The input:

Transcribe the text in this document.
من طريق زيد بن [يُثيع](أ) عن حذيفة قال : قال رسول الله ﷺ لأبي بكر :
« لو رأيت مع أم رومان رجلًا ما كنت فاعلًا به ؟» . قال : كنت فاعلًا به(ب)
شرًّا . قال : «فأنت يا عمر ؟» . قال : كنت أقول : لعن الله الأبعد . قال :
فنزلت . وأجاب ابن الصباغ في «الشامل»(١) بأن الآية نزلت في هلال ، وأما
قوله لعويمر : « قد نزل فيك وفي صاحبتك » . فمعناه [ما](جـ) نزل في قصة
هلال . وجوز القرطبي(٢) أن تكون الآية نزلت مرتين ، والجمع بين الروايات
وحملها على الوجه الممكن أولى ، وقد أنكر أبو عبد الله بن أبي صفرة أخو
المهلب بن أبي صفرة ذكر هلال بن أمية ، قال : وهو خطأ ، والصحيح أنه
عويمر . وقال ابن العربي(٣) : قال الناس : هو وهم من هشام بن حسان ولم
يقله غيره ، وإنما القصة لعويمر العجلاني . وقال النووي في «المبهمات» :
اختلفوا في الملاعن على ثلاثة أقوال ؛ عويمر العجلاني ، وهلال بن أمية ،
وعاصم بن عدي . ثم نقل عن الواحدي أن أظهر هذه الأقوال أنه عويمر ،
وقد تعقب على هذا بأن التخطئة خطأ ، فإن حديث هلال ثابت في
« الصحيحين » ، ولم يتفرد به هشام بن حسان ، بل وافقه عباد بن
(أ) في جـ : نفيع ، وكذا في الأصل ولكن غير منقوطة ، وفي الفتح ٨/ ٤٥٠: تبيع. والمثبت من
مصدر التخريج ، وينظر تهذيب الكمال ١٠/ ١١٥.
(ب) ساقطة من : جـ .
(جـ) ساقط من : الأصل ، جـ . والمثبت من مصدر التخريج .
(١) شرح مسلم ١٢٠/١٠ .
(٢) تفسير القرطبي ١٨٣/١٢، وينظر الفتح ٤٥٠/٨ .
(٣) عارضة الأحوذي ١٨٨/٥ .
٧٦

What you have to do: Give back the whole listing exactly as it reads.

Right answer:
Transcribe the text in this document.
من طريق زيد بن [يُثيع](أ) عن حذيفة قال : قال رسول الله ﷺ لأبي بكر :
« لو رأيت مع أم رومان رجلًا ما كنت فاعلًا به ؟» . قال : كنت فاعلًا به(ب)
شرًّا . قال : «فأنت يا عمر ؟» . قال : كنت أقول : لعن الله الأبعد . قال :
فنزلت . وأجاب ابن الصباغ في «الشامل»(١) بأن الآية نزلت في هلال ، وأما
قوله لعويمر : « قد نزل فيك وفي صاحبتك » . فمعناه [ما](جـ) نزل في قصة
هلال . وجوز القرطبي(٢) أن تكون الآية نزلت مرتين ، والجمع بين الروايات
وحملها على الوجه الممكن أولى ، وقد أنكر أبو عبد الله بن أبي صفرة أخو
المهلب بن أبي صفرة ذكر هلال بن أمية ، قال : وهو خطأ ، والصحيح أنه
عويمر . وقال ابن العربي(٣) : قال الناس : هو وهم من هشام بن حسان ولم
يقله غيره ، وإنما القصة لعويمر العجلاني . وقال النووي في «المبهمات» :
اختلفوا في الملاعن على ثلاثة أقوال ؛ عويمر العجلاني ، وهلال بن أمية ،
وعاصم بن عدي . ثم نقل عن الواحدي أن أظهر هذه الأقوال أنه عويمر ،
وقد تعقب على هذا بأن التخطئة خطأ ، فإن حديث هلال ثابت في
« الصحيحين » ، ولم يتفرد به هشام بن حسان ، بل وافقه عباد بن
(أ) في جـ : نفيع ، وكذا في الأصل ولكن غير منقوطة ، وفي الفتح ٨/ ٤٥٠: تبيع. والمثبت من
مصدر التخريج ، وينظر تهذيب الكمال ١٠/ ١١٥.
(ب) ساقطة من : جـ .
(جـ) ساقط من : الأصل ، جـ . والمثبت من مصدر التخريج .
(١) شرح مسلم ١٢٠/١٠ .
(٢) تفسير القرطبي ١٨٣/١٢، وينظر الفتح ٤٥٠/٨ .
(٣) عارضة الأحوذي ١٨٨/٥ .
٧٦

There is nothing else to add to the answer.